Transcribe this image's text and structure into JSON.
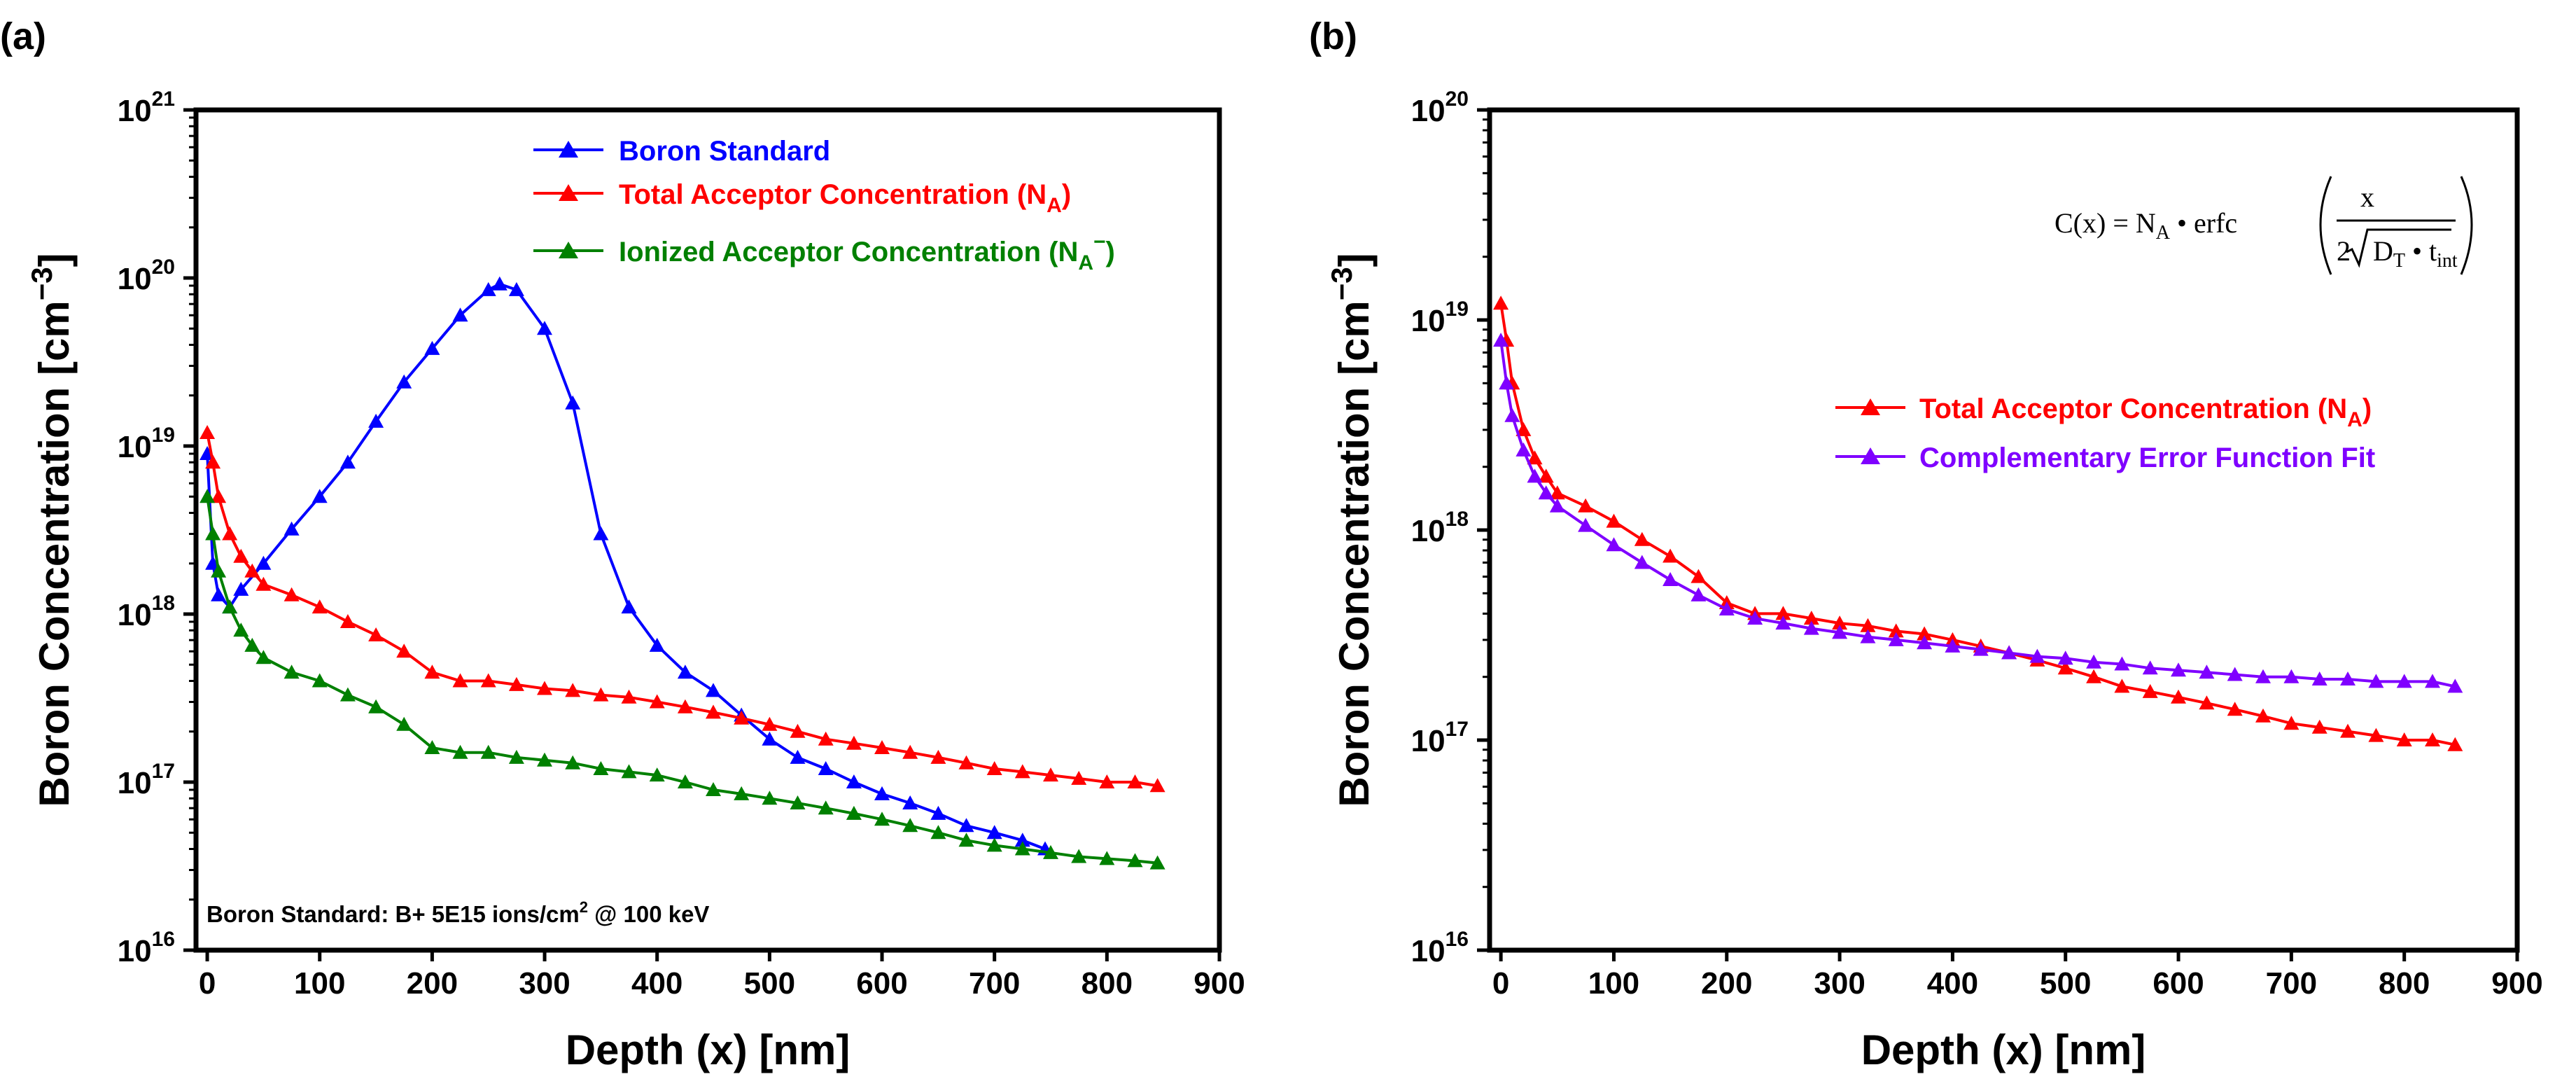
{
  "colors": {
    "blue": "#0000ff",
    "red": "#ff0000",
    "green": "#008000",
    "purple": "#7f00ff",
    "axis": "#000000"
  },
  "chart_data": [
    {
      "panel_label": "(a)",
      "type": "scatter",
      "xlabel": "Depth (x) [nm]",
      "ylabel_main": "Boron Concentration [cm",
      "ylabel_sup": "−3",
      "ylabel_close": "]",
      "xlim": [
        -10,
        900
      ],
      "ylim": [
        1e+16,
        1e+21
      ],
      "yscale": "log",
      "xticks": [
        0,
        100,
        200,
        300,
        400,
        500,
        600,
        700,
        800,
        900
      ],
      "yticks": [
        {
          "value": 1e+16,
          "base": "10",
          "exp": "16"
        },
        {
          "value": 1e+17,
          "base": "10",
          "exp": "17"
        },
        {
          "value": 1e+18,
          "base": "10",
          "exp": "18"
        },
        {
          "value": 1e+19,
          "base": "10",
          "exp": "19"
        },
        {
          "value": 1e+20,
          "base": "10",
          "exp": "20"
        },
        {
          "value": 1e+21,
          "base": "10",
          "exp": "21"
        }
      ],
      "legend_position": "top-right",
      "annotation": {
        "text": "Boron Standard: B+ 5E15 ions/cm",
        "sup": "2",
        "tail": " @ 100 keV"
      },
      "series": [
        {
          "name": "Boron Standard",
          "label_main": "Boron Standard",
          "label_sub": "",
          "label_sup": "",
          "label_tail": "",
          "color": "#0000ff",
          "x": [
            0,
            5,
            10,
            20,
            30,
            50,
            75,
            100,
            125,
            150,
            175,
            200,
            225,
            250,
            260,
            275,
            300,
            325,
            350,
            375,
            400,
            425,
            450,
            475,
            500,
            525,
            550,
            575,
            600,
            625,
            650,
            675,
            700,
            725,
            745
          ],
          "y": [
            9e+18,
            2e+18,
            1.3e+18,
            1.1e+18,
            1.4e+18,
            2e+18,
            3.2e+18,
            5e+18,
            8e+18,
            1.4e+19,
            2.4e+19,
            3.8e+19,
            6e+19,
            8.5e+19,
            9.2e+19,
            8.5e+19,
            5e+19,
            1.8e+19,
            3e+18,
            1.1e+18,
            6.5e+17,
            4.5e+17,
            3.5e+17,
            2.5e+17,
            1.8e+17,
            1.4e+17,
            1.2e+17,
            1e+17,
            8.5e+16,
            7.5e+16,
            6.5e+16,
            5.5e+16,
            5e+16,
            4.5e+16,
            4e+16
          ]
        },
        {
          "name": "Total Acceptor Concentration (NA)",
          "label_main": "Total Acceptor Concentration (N",
          "label_sub": "A",
          "label_sup": "",
          "label_tail": ")",
          "color": "#ff0000",
          "x": [
            0,
            5,
            10,
            20,
            30,
            40,
            50,
            75,
            100,
            125,
            150,
            175,
            200,
            225,
            250,
            275,
            300,
            325,
            350,
            375,
            400,
            425,
            450,
            475,
            500,
            525,
            550,
            575,
            600,
            625,
            650,
            675,
            700,
            725,
            750,
            775,
            800,
            825,
            845
          ],
          "y": [
            1.2e+19,
            8e+18,
            5e+18,
            3e+18,
            2.2e+18,
            1.8e+18,
            1.5e+18,
            1.3e+18,
            1.1e+18,
            9e+17,
            7.5e+17,
            6e+17,
            4.5e+17,
            4e+17,
            4e+17,
            3.8e+17,
            3.6e+17,
            3.5e+17,
            3.3e+17,
            3.2e+17,
            3e+17,
            2.8e+17,
            2.6e+17,
            2.4e+17,
            2.2e+17,
            2e+17,
            1.8e+17,
            1.7e+17,
            1.6e+17,
            1.5e+17,
            1.4e+17,
            1.3e+17,
            1.2e+17,
            1.15e+17,
            1.1e+17,
            1.05e+17,
            1e+17,
            1e+17,
            9.5e+16
          ]
        },
        {
          "name": "Ionized Acceptor Concentration (NA−)",
          "label_main": "Ionized Acceptor Concentration (N",
          "label_sub": "A",
          "label_sup": "−",
          "label_tail": ")",
          "color": "#008000",
          "x": [
            0,
            5,
            10,
            20,
            30,
            40,
            50,
            75,
            100,
            125,
            150,
            175,
            200,
            225,
            250,
            275,
            300,
            325,
            350,
            375,
            400,
            425,
            450,
            475,
            500,
            525,
            550,
            575,
            600,
            625,
            650,
            675,
            700,
            725,
            750,
            775,
            800,
            825,
            845
          ],
          "y": [
            5e+18,
            3e+18,
            1.8e+18,
            1.1e+18,
            8e+17,
            6.5e+17,
            5.5e+17,
            4.5e+17,
            4e+17,
            3.3e+17,
            2.8e+17,
            2.2e+17,
            1.6e+17,
            1.5e+17,
            1.5e+17,
            1.4e+17,
            1.35e+17,
            1.3e+17,
            1.2e+17,
            1.15e+17,
            1.1e+17,
            1e+17,
            9e+16,
            8.5e+16,
            8e+16,
            7.5e+16,
            7e+16,
            6.5e+16,
            6e+16,
            5.5e+16,
            5e+16,
            4.5e+16,
            4.2e+16,
            4e+16,
            3.8e+16,
            3.6e+16,
            3.5e+16,
            3.4e+16,
            3.3e+16
          ]
        }
      ]
    },
    {
      "panel_label": "(b)",
      "type": "scatter",
      "xlabel": "Depth (x) [nm]",
      "ylabel_main": "Boron Concentration [cm",
      "ylabel_sup": "−3",
      "ylabel_close": "]",
      "xlim": [
        -10,
        900
      ],
      "ylim": [
        1e+16,
        1e+20
      ],
      "yscale": "log",
      "xticks": [
        0,
        100,
        200,
        300,
        400,
        500,
        600,
        700,
        800,
        900
      ],
      "yticks": [
        {
          "value": 1e+16,
          "base": "10",
          "exp": "16"
        },
        {
          "value": 1e+17,
          "base": "10",
          "exp": "17"
        },
        {
          "value": 1e+18,
          "base": "10",
          "exp": "18"
        },
        {
          "value": 1e+19,
          "base": "10",
          "exp": "19"
        },
        {
          "value": 1e+20,
          "base": "10",
          "exp": "20"
        }
      ],
      "legend_position": "center-right",
      "formula": {
        "lhs": "C(x) = N",
        "lhs_sub": "A",
        "mid": " • erfc",
        "numerator": "x",
        "den_main": "2",
        "den_D": "D",
        "den_D_sub": "T",
        "den_bullet": " • t",
        "den_t_sub": "int"
      },
      "series": [
        {
          "name": "Total Acceptor Concentration (NA)",
          "label_main": "Total Acceptor Concentration (N",
          "label_sub": "A",
          "label_sup": "",
          "label_tail": ")",
          "color": "#ff0000",
          "x": [
            0,
            5,
            10,
            20,
            30,
            40,
            50,
            75,
            100,
            125,
            150,
            175,
            200,
            225,
            250,
            275,
            300,
            325,
            350,
            375,
            400,
            425,
            450,
            475,
            500,
            525,
            550,
            575,
            600,
            625,
            650,
            675,
            700,
            725,
            750,
            775,
            800,
            825,
            845
          ],
          "y": [
            1.2e+19,
            8e+18,
            5e+18,
            3e+18,
            2.2e+18,
            1.8e+18,
            1.5e+18,
            1.3e+18,
            1.1e+18,
            9e+17,
            7.5e+17,
            6e+17,
            4.5e+17,
            4e+17,
            4e+17,
            3.8e+17,
            3.6e+17,
            3.5e+17,
            3.3e+17,
            3.2e+17,
            3e+17,
            2.8e+17,
            2.6e+17,
            2.4e+17,
            2.2e+17,
            2e+17,
            1.8e+17,
            1.7e+17,
            1.6e+17,
            1.5e+17,
            1.4e+17,
            1.3e+17,
            1.2e+17,
            1.15e+17,
            1.1e+17,
            1.05e+17,
            1e+17,
            1e+17,
            9.5e+16
          ]
        },
        {
          "name": "Complementary Error Function Fit",
          "label_main": "Complementary Error Function Fit",
          "label_sub": "",
          "label_sup": "",
          "label_tail": "",
          "color": "#7f00ff",
          "x": [
            0,
            5,
            10,
            20,
            30,
            40,
            50,
            75,
            100,
            125,
            150,
            175,
            200,
            225,
            250,
            275,
            300,
            325,
            350,
            375,
            400,
            425,
            450,
            475,
            500,
            525,
            550,
            575,
            600,
            625,
            650,
            675,
            700,
            725,
            750,
            775,
            800,
            825,
            845
          ],
          "y": [
            8e+18,
            5e+18,
            3.5e+18,
            2.4e+18,
            1.8e+18,
            1.5e+18,
            1.3e+18,
            1.05e+18,
            8.5e+17,
            7e+17,
            5.8e+17,
            4.9e+17,
            4.2e+17,
            3.8e+17,
            3.6e+17,
            3.4e+17,
            3.25e+17,
            3.1e+17,
            3e+17,
            2.9e+17,
            2.8e+17,
            2.7e+17,
            2.6e+17,
            2.5e+17,
            2.45e+17,
            2.35e+17,
            2.3e+17,
            2.2e+17,
            2.15e+17,
            2.1e+17,
            2.05e+17,
            2e+17,
            2e+17,
            1.95e+17,
            1.95e+17,
            1.9e+17,
            1.9e+17,
            1.9e+17,
            1.8e+17
          ]
        }
      ]
    }
  ]
}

## STATED EXERCISE:
In the records above, locate every line with the string "Standard" and copy it.

## FULL SOLUTION:
        "text": "Boron Standard: B+ 5E15 ions/cm",
          "name": "Boron Standard",
          "label_main": "Boron Standard",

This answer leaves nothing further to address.